**Written exercise:**
Copy every record below exactly as written, but leave out the pictures.

**Data listing:**
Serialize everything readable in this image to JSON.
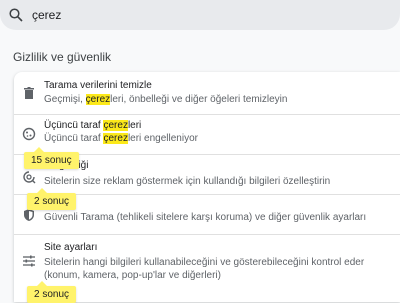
{
  "search": {
    "query": "çerez",
    "icon": "search-icon"
  },
  "section_title": "Gizlilik ve güvenlik",
  "rows": [
    {
      "icon": "trash-icon",
      "title": "Tarama verilerini temizle",
      "desc_pre": "Geçmişi, ",
      "desc_hl": "çerez",
      "desc_post": "leri, önbelleği ve diğer öğeleri temizleyin"
    },
    {
      "icon": "cookie-icon",
      "title_pre": "Üçüncü taraf ",
      "title_hl": "çerez",
      "title_post": "leri",
      "desc_pre": "Üçüncü taraf ",
      "desc_hl": "çerez",
      "desc_post": "leri engelleniyor"
    },
    {
      "icon": "ad-privacy-icon",
      "title": "gizliliği",
      "desc": "Sitelerin size reklam göstermek için kullandığı bilgileri özelleştirin"
    },
    {
      "icon": "shield-icon",
      "title": "",
      "desc": "Güvenli Tarama (tehlikeli sitelere karşı koruma) ve diğer güvenlik ayarları"
    },
    {
      "icon": "tune-icon",
      "title": "Site ayarları",
      "desc": "Sitelerin hangi bilgileri kullanabileceğini ve gösterebileceğini kontrol eder (konum, kamera, pop-up'lar ve diğerleri)"
    }
  ],
  "badges": [
    "15 sonuç",
    "2 sonuç",
    "2 sonuç"
  ]
}
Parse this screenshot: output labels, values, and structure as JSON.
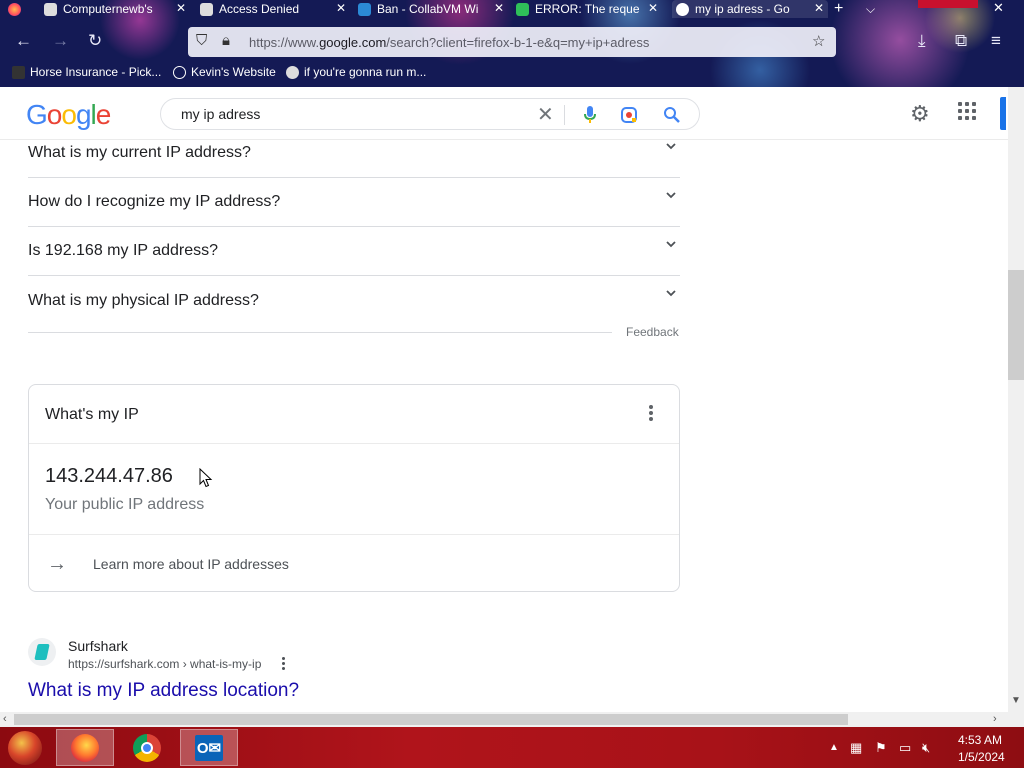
{
  "browser": {
    "tabs": [
      {
        "title": "Computernewb's",
        "active": false
      },
      {
        "title": "Access Denied",
        "active": false
      },
      {
        "title": "Ban - CollabVM Wi",
        "active": false
      },
      {
        "title": "ERROR: The reque",
        "active": false
      },
      {
        "title": "my ip adress - Go",
        "active": true
      }
    ],
    "url_prefix": "https://www.",
    "url_domain": "google.com",
    "url_path": "/search?client=firefox-b-1-e&q=my+ip+adress",
    "bookmarks": [
      {
        "label": "Horse Insurance - Pick..."
      },
      {
        "label": "Kevin's Website"
      },
      {
        "label": "if you're gonna run m..."
      }
    ]
  },
  "google": {
    "logo_letters": [
      "G",
      "o",
      "o",
      "g",
      "l",
      "e"
    ],
    "logo_colors": [
      "#4285F4",
      "#EA4335",
      "#FBBC05",
      "#4285F4",
      "#34A853",
      "#EA4335"
    ],
    "search_query": "my ip adress"
  },
  "related_questions": [
    {
      "question": "What is my current IP address?"
    },
    {
      "question": "How do I recognize my IP address?"
    },
    {
      "question": "Is 192.168 my IP address?"
    },
    {
      "question": "What is my physical IP address?"
    }
  ],
  "feedback_label": "Feedback",
  "ip_card": {
    "title": "What's my IP",
    "ip_address": "143.244.47.86",
    "caption": "Your public IP address",
    "learn_more": "Learn more about IP addresses"
  },
  "result": {
    "site_name": "Surfshark",
    "site_url": "https://surfshark.com › what-is-my-ip",
    "title": "What is my IP address location?"
  },
  "taskbar": {
    "apps": [
      {
        "name": "firefox",
        "active": true
      },
      {
        "name": "chrome",
        "active": false
      },
      {
        "name": "outlook",
        "active": true
      }
    ],
    "time": "4:53 AM",
    "date": "1/5/2024"
  }
}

**The reply:**
Serialize everything readable in this image to JSON.
{
  "search": {
    "query": "çerez",
    "icon": "search-icon"
  },
  "section_title": "Gizlilik ve güvenlik",
  "rows": [
    {
      "icon": "trash-icon",
      "title": "Tarama verilerini temizle",
      "desc_pre": "Geçmişi, ",
      "desc_hl": "çerez",
      "desc_post": "leri, önbelleği ve diğer öğeleri temizleyin"
    },
    {
      "icon": "cookie-icon",
      "title_pre": "Üçüncü taraf ",
      "title_hl": "çerez",
      "title_post": "leri",
      "desc_pre": "Üçüncü taraf ",
      "desc_hl": "çerez",
      "desc_post": "leri engelleniyor"
    },
    {
      "icon": "ad-privacy-icon",
      "title": "gizliliği",
      "desc": "Sitelerin size reklam göstermek için kullandığı bilgileri özelleştirin"
    },
    {
      "icon": "shield-icon",
      "title": "",
      "desc": "Güvenli Tarama (tehlikeli sitelere karşı koruma) ve diğer güvenlik ayarları"
    },
    {
      "icon": "tune-icon",
      "title": "Site ayarları",
      "desc": "Sitelerin hangi bilgileri kullanabileceğini ve gösterebileceğini kontrol eder (konum, kamera, pop-up'lar ve diğerleri)"
    }
  ],
  "badges": [
    "15 sonuç",
    "2 sonuç",
    "2 sonuç"
  ]
}
Parse this screenshot: output labels, values, and structure as JSON.
{
  "browser": {
    "tabs": [
      {
        "title": "Computernewb's",
        "active": false
      },
      {
        "title": "Access Denied",
        "active": false
      },
      {
        "title": "Ban - CollabVM Wi",
        "active": false
      },
      {
        "title": "ERROR: The reque",
        "active": false
      },
      {
        "title": "my ip adress - Go",
        "active": true
      }
    ],
    "url_prefix": "https://www.",
    "url_domain": "google.com",
    "url_path": "/search?client=firefox-b-1-e&q=my+ip+adress",
    "bookmarks": [
      {
        "label": "Horse Insurance - Pick..."
      },
      {
        "label": "Kevin's Website"
      },
      {
        "label": "if you're gonna run m..."
      }
    ]
  },
  "google": {
    "logo_letters": [
      "G",
      "o",
      "o",
      "g",
      "l",
      "e"
    ],
    "logo_colors": [
      "#4285F4",
      "#EA4335",
      "#FBBC05",
      "#4285F4",
      "#34A853",
      "#EA4335"
    ],
    "search_query": "my ip adress"
  },
  "related_questions": [
    {
      "question": "What is my current IP address?"
    },
    {
      "question": "How do I recognize my IP address?"
    },
    {
      "question": "Is 192.168 my IP address?"
    },
    {
      "question": "What is my physical IP address?"
    }
  ],
  "feedback_label": "Feedback",
  "ip_card": {
    "title": "What's my IP",
    "ip_address": "143.244.47.86",
    "caption": "Your public IP address",
    "learn_more": "Learn more about IP addresses"
  },
  "result": {
    "site_name": "Surfshark",
    "site_url": "https://surfshark.com › what-is-my-ip",
    "title": "What is my IP address location?"
  },
  "taskbar": {
    "apps": [
      {
        "name": "firefox",
        "active": true
      },
      {
        "name": "chrome",
        "active": false
      },
      {
        "name": "outlook",
        "active": true
      }
    ],
    "time": "4:53 AM",
    "date": "1/5/2024"
  }
}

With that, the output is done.